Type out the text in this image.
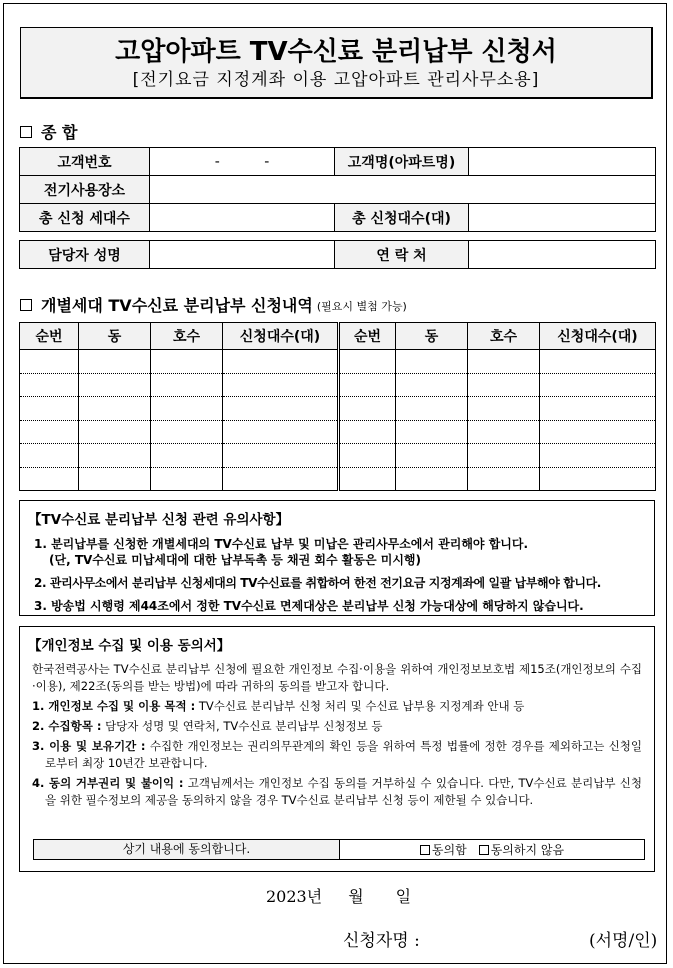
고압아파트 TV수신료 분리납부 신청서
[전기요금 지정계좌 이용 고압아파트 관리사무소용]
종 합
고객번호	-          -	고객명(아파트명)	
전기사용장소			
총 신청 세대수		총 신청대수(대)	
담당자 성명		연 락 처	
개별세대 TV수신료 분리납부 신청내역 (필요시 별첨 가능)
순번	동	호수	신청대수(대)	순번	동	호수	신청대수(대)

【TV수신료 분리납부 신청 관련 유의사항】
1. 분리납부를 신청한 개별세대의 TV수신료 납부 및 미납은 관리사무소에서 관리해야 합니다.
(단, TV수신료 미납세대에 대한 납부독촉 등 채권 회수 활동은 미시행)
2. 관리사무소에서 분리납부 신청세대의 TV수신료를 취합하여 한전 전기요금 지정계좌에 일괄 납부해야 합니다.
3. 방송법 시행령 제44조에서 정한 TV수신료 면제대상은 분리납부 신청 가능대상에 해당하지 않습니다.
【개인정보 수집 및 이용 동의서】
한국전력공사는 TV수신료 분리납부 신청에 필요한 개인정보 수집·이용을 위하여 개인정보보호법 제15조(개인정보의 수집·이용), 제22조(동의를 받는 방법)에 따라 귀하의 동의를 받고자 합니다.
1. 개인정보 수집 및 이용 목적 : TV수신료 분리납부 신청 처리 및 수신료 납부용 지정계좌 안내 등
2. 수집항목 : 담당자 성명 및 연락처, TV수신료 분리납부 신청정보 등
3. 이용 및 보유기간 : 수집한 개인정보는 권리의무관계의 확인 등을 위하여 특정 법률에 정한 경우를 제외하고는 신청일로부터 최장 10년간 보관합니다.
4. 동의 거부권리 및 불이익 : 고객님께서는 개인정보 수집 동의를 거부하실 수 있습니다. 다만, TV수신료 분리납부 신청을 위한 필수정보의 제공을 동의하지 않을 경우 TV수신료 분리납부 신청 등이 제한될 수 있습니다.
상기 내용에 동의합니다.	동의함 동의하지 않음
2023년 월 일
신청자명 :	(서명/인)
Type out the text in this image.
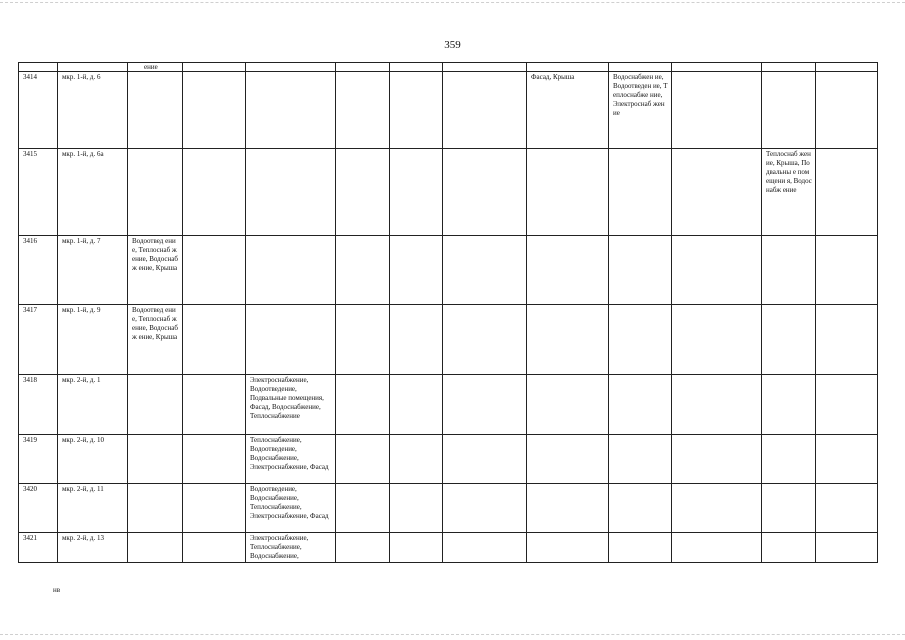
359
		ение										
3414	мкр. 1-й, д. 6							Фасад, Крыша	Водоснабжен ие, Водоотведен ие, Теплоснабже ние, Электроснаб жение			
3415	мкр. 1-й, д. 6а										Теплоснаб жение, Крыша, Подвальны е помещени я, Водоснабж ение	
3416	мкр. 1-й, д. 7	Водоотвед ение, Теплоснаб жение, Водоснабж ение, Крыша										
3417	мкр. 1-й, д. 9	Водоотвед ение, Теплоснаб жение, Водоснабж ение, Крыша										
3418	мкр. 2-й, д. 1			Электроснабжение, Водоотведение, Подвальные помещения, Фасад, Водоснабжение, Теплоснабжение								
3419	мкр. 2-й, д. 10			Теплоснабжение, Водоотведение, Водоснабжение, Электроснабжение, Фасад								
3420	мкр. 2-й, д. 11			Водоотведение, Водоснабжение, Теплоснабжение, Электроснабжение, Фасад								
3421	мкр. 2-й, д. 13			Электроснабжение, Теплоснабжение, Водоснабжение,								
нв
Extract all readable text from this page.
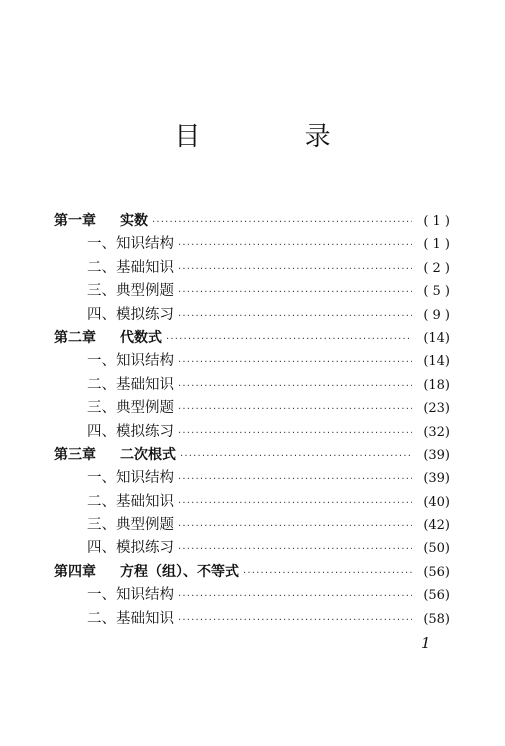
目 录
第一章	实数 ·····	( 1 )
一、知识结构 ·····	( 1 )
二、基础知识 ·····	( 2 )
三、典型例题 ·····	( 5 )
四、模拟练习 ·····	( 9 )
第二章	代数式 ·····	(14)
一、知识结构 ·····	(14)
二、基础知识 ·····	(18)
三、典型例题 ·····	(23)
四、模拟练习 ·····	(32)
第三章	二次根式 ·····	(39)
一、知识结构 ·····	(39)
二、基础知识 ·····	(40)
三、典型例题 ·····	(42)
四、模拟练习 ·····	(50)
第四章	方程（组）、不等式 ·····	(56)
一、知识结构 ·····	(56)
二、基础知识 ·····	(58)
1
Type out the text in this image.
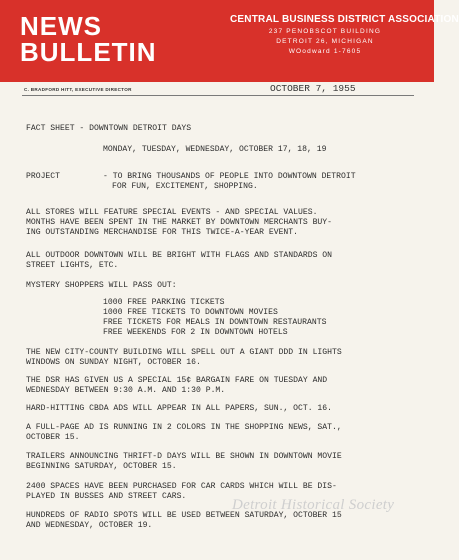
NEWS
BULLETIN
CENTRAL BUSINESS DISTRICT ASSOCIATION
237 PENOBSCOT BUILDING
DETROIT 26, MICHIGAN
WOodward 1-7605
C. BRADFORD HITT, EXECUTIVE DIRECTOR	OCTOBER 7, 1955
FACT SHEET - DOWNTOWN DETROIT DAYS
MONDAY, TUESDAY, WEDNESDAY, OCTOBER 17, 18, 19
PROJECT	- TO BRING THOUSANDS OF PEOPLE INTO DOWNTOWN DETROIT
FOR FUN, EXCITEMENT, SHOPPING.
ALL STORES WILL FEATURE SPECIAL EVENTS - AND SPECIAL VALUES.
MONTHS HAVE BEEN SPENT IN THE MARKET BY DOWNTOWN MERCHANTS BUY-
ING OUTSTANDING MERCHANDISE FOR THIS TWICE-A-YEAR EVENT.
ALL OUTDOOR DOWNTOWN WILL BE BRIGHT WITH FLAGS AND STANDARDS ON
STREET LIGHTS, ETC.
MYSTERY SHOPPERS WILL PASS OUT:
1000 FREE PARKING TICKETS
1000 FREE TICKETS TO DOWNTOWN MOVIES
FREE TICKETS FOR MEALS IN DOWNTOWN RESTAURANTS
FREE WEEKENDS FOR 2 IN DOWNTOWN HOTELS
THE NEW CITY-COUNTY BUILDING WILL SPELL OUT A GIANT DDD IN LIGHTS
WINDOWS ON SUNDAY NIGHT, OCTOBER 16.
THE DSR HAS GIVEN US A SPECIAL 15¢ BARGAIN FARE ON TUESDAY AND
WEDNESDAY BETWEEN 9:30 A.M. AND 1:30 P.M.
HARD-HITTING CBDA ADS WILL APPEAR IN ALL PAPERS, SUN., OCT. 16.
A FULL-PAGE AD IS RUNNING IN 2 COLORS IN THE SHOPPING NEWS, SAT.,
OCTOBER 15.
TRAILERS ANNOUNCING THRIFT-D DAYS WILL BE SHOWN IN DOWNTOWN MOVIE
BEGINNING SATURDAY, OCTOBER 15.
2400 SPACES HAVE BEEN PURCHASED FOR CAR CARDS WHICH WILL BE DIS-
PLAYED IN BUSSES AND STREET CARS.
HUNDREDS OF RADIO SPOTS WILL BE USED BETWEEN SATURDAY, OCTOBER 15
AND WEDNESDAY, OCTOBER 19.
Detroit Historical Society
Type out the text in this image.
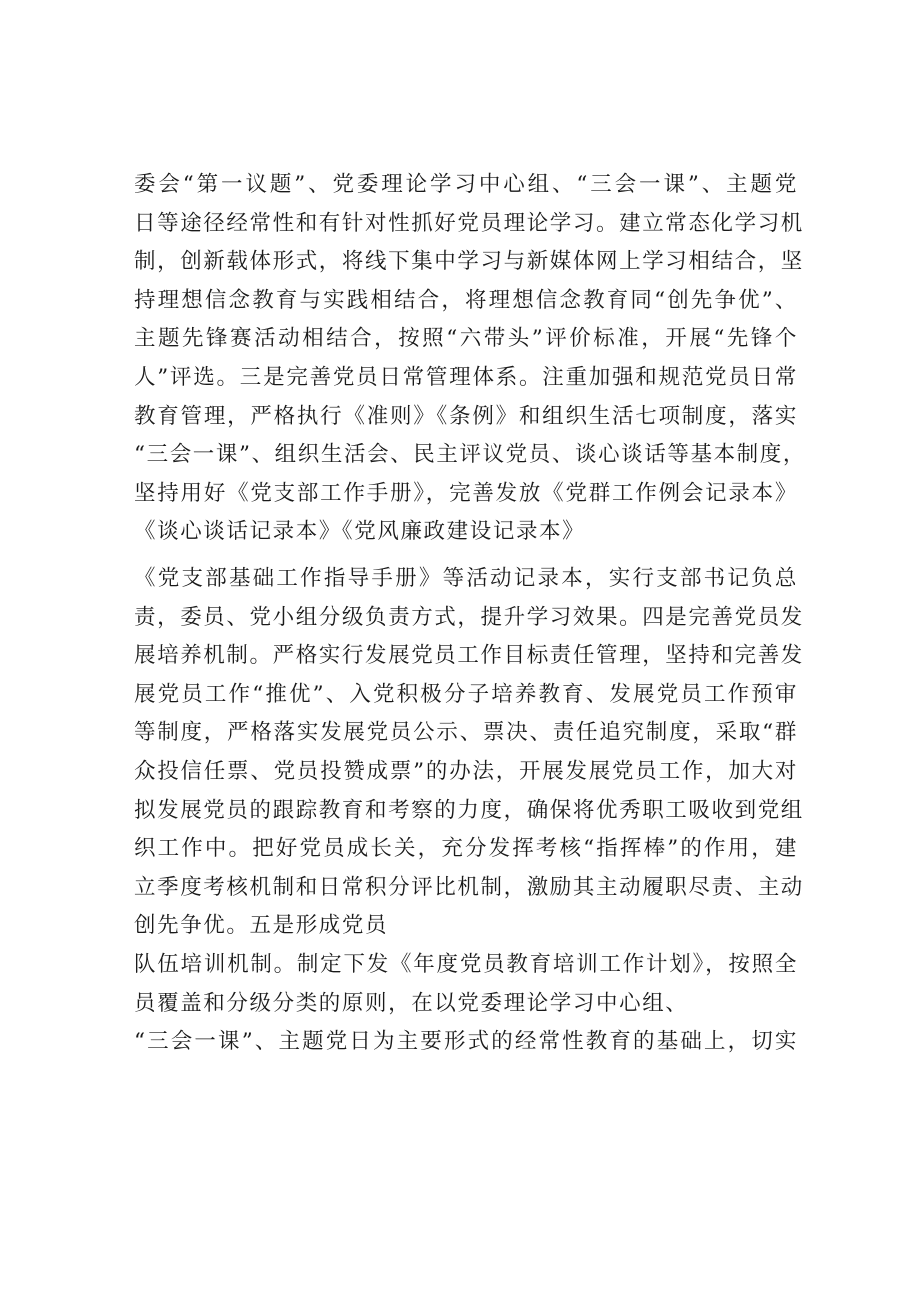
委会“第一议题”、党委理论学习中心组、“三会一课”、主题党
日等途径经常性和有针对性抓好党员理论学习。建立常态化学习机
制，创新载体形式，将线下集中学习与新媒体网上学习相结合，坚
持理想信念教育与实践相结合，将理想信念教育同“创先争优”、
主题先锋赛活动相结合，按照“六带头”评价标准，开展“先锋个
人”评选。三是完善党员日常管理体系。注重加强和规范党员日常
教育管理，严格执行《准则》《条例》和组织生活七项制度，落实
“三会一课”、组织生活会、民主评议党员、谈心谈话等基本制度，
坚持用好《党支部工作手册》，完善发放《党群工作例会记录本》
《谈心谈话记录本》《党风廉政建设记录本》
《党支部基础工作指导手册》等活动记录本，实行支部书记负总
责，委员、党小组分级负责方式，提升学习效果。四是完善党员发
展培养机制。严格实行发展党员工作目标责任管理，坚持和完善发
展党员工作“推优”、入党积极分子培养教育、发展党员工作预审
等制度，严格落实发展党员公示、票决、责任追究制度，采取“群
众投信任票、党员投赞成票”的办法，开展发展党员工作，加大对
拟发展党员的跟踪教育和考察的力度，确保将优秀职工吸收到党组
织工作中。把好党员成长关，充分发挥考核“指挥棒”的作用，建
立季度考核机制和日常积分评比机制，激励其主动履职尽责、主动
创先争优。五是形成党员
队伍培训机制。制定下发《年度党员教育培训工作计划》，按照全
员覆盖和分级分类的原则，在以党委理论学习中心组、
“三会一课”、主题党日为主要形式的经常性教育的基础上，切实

-----

AIM OF THE TASK: Reproduce all entries without any change, and omit the pictures.

CORRECT ANSWER:
Type out the text in this image.
고압아파트 TV수신료 분리납부 신청서
[전기요금 지정계좌 이용 고압아파트 관리사무소용]
종 합
고객번호	-          -	고객명(아파트명)	
전기사용장소			
총 신청 세대수		총 신청대수(대)	
담당자 성명		연 락 처	
개별세대 TV수신료 분리납부 신청내역 (필요시 별첨 가능)
순번	동	호수	신청대수(대)	순번	동	호수	신청대수(대)

【TV수신료 분리납부 신청 관련 유의사항】
1. 분리납부를 신청한 개별세대의 TV수신료 납부 및 미납은 관리사무소에서 관리해야 합니다.
(단, TV수신료 미납세대에 대한 납부독촉 등 채권 회수 활동은 미시행)
2. 관리사무소에서 분리납부 신청세대의 TV수신료를 취합하여 한전 전기요금 지정계좌에 일괄 납부해야 합니다.
3. 방송법 시행령 제44조에서 정한 TV수신료 면제대상은 분리납부 신청 가능대상에 해당하지 않습니다.
【개인정보 수집 및 이용 동의서】
한국전력공사는 TV수신료 분리납부 신청에 필요한 개인정보 수집·이용을 위하여 개인정보보호법 제15조(개인정보의 수집·이용), 제22조(동의를 받는 방법)에 따라 귀하의 동의를 받고자 합니다.
1. 개인정보 수집 및 이용 목적 : TV수신료 분리납부 신청 처리 및 수신료 납부용 지정계좌 안내 등
2. 수집항목 : 담당자 성명 및 연락처, TV수신료 분리납부 신청정보 등
3. 이용 및 보유기간 : 수집한 개인정보는 권리의무관계의 확인 등을 위하여 특정 법률에 정한 경우를 제외하고는 신청일로부터 최장 10년간 보관합니다.
4. 동의 거부권리 및 불이익 : 고객님께서는 개인정보 수집 동의를 거부하실 수 있습니다. 다만, TV수신료 분리납부 신청을 위한 필수정보의 제공을 동의하지 않을 경우 TV수신료 분리납부 신청 등이 제한될 수 있습니다.
상기 내용에 동의합니다.	동의함 동의하지 않음
2023년 월 일
신청자명 :	(서명/인)
Type out the text in this image.
359
		ение										
3414	мкр. 1-й, д. 6							Фасад, Крыша	Водоснабжен ие, Водоотведен ие, Теплоснабже ние, Электроснаб жение			
3415	мкр. 1-й, д. 6а										Теплоснаб жение, Крыша, Подвальны е помещени я, Водоснабж ение	
3416	мкр. 1-й, д. 7	Водоотвед ение, Теплоснаб жение, Водоснабж ение, Крыша										
3417	мкр. 1-й, д. 9	Водоотвед ение, Теплоснаб жение, Водоснабж ение, Крыша										
3418	мкр. 2-й, д. 1			Электроснабжение, Водоотведение, Подвальные помещения, Фасад, Водоснабжение, Теплоснабжение								
3419	мкр. 2-й, д. 10			Теплоснабжение, Водоотведение, Водоснабжение, Электроснабжение, Фасад								
3420	мкр. 2-й, д. 11			Водоотведение, Водоснабжение, Теплоснабжение, Электроснабжение, Фасад								
3421	мкр. 2-й, д. 13			Электроснабжение, Теплоснабжение, Водоснабжение,								
нв
Extract all readable text from this page.
目 录
第一章	实数 ·····	( 1 )
一、知识结构 ·····	( 1 )
二、基础知识 ·····	( 2 )
三、典型例题 ·····	( 5 )
四、模拟练习 ·····	( 9 )
第二章	代数式 ·····	(14)
一、知识结构 ·····	(14)
二、基础知识 ·····	(18)
三、典型例题 ·····	(23)
四、模拟练习 ·····	(32)
第三章	二次根式 ·····	(39)
一、知识结构 ·····	(39)
二、基础知识 ·····	(40)
三、典型例题 ·····	(42)
四、模拟练习 ·····	(50)
第四章	方程（组）、不等式 ·····	(56)
一、知识结构 ·····	(56)
二、基础知识 ·····	(58)
1
Type out the text in this image.
NEWS
BULLETIN
CENTRAL BUSINESS DISTRICT ASSOCIATION
237 PENOBSCOT BUILDING
DETROIT 26, MICHIGAN
WOodward 1-7605
C. BRADFORD HITT, EXECUTIVE DIRECTOR	OCTOBER 7, 1955
FACT SHEET - DOWNTOWN DETROIT DAYS
MONDAY, TUESDAY, WEDNESDAY, OCTOBER 17, 18, 19
PROJECT	- TO BRING THOUSANDS OF PEOPLE INTO DOWNTOWN DETROIT
FOR FUN, EXCITEMENT, SHOPPING.
ALL STORES WILL FEATURE SPECIAL EVENTS - AND SPECIAL VALUES.
MONTHS HAVE BEEN SPENT IN THE MARKET BY DOWNTOWN MERCHANTS BUY-
ING OUTSTANDING MERCHANDISE FOR THIS TWICE-A-YEAR EVENT.
ALL OUTDOOR DOWNTOWN WILL BE BRIGHT WITH FLAGS AND STANDARDS ON
STREET LIGHTS, ETC.
MYSTERY SHOPPERS WILL PASS OUT:
1000 FREE PARKING TICKETS
1000 FREE TICKETS TO DOWNTOWN MOVIES
FREE TICKETS FOR MEALS IN DOWNTOWN RESTAURANTS
FREE WEEKENDS FOR 2 IN DOWNTOWN HOTELS
THE NEW CITY-COUNTY BUILDING WILL SPELL OUT A GIANT DDD IN LIGHTS
WINDOWS ON SUNDAY NIGHT, OCTOBER 16.
THE DSR HAS GIVEN US A SPECIAL 15¢ BARGAIN FARE ON TUESDAY AND
WEDNESDAY BETWEEN 9:30 A.M. AND 1:30 P.M.
HARD-HITTING CBDA ADS WILL APPEAR IN ALL PAPERS, SUN., OCT. 16.
A FULL-PAGE AD IS RUNNING IN 2 COLORS IN THE SHOPPING NEWS, SAT.,
OCTOBER 15.
TRAILERS ANNOUNCING THRIFT-D DAYS WILL BE SHOWN IN DOWNTOWN MOVIE
BEGINNING SATURDAY, OCTOBER 15.
2400 SPACES HAVE BEEN PURCHASED FOR CAR CARDS WHICH WILL BE DIS-
PLAYED IN BUSSES AND STREET CARS.
HUNDREDS OF RADIO SPOTS WILL BE USED BETWEEN SATURDAY, OCTOBER 15
AND WEDNESDAY, OCTOBER 19.
Detroit Historical Society
Type out the text in this image.
委会“第一议题”、党委理论学习中心组、“三会一课”、主题党
日等途径经常性和有针对性抓好党员理论学习。建立常态化学习机
制，创新载体形式，将线下集中学习与新媒体网上学习相结合，坚
持理想信念教育与实践相结合，将理想信念教育同“创先争优”、
主题先锋赛活动相结合，按照“六带头”评价标准，开展“先锋个
人”评选。三是完善党员日常管理体系。注重加强和规范党员日常
教育管理，严格执行《准则》《条例》和组织生活七项制度，落实
“三会一课”、组织生活会、民主评议党员、谈心谈话等基本制度，
坚持用好《党支部工作手册》，完善发放《党群工作例会记录本》
《谈心谈话记录本》《党风廉政建设记录本》
《党支部基础工作指导手册》等活动记录本，实行支部书记负总
责，委员、党小组分级负责方式，提升学习效果。四是完善党员发
展培养机制。严格实行发展党员工作目标责任管理，坚持和完善发
展党员工作“推优”、入党积极分子培养教育、发展党员工作预审
等制度，严格落实发展党员公示、票决、责任追究制度，采取“群
众投信任票、党员投赞成票”的办法，开展发展党员工作，加大对
拟发展党员的跟踪教育和考察的力度，确保将优秀职工吸收到党组
织工作中。把好党员成长关，充分发挥考核“指挥棒”的作用，建
立季度考核机制和日常积分评比机制，激励其主动履职尽责、主动
创先争优。五是形成党员
队伍培训机制。制定下发《年度党员教育培训工作计划》，按照全
员覆盖和分级分类的原则，在以党委理论学习中心组、
“三会一课”、主题党日为主要形式的经常性教育的基础上，切实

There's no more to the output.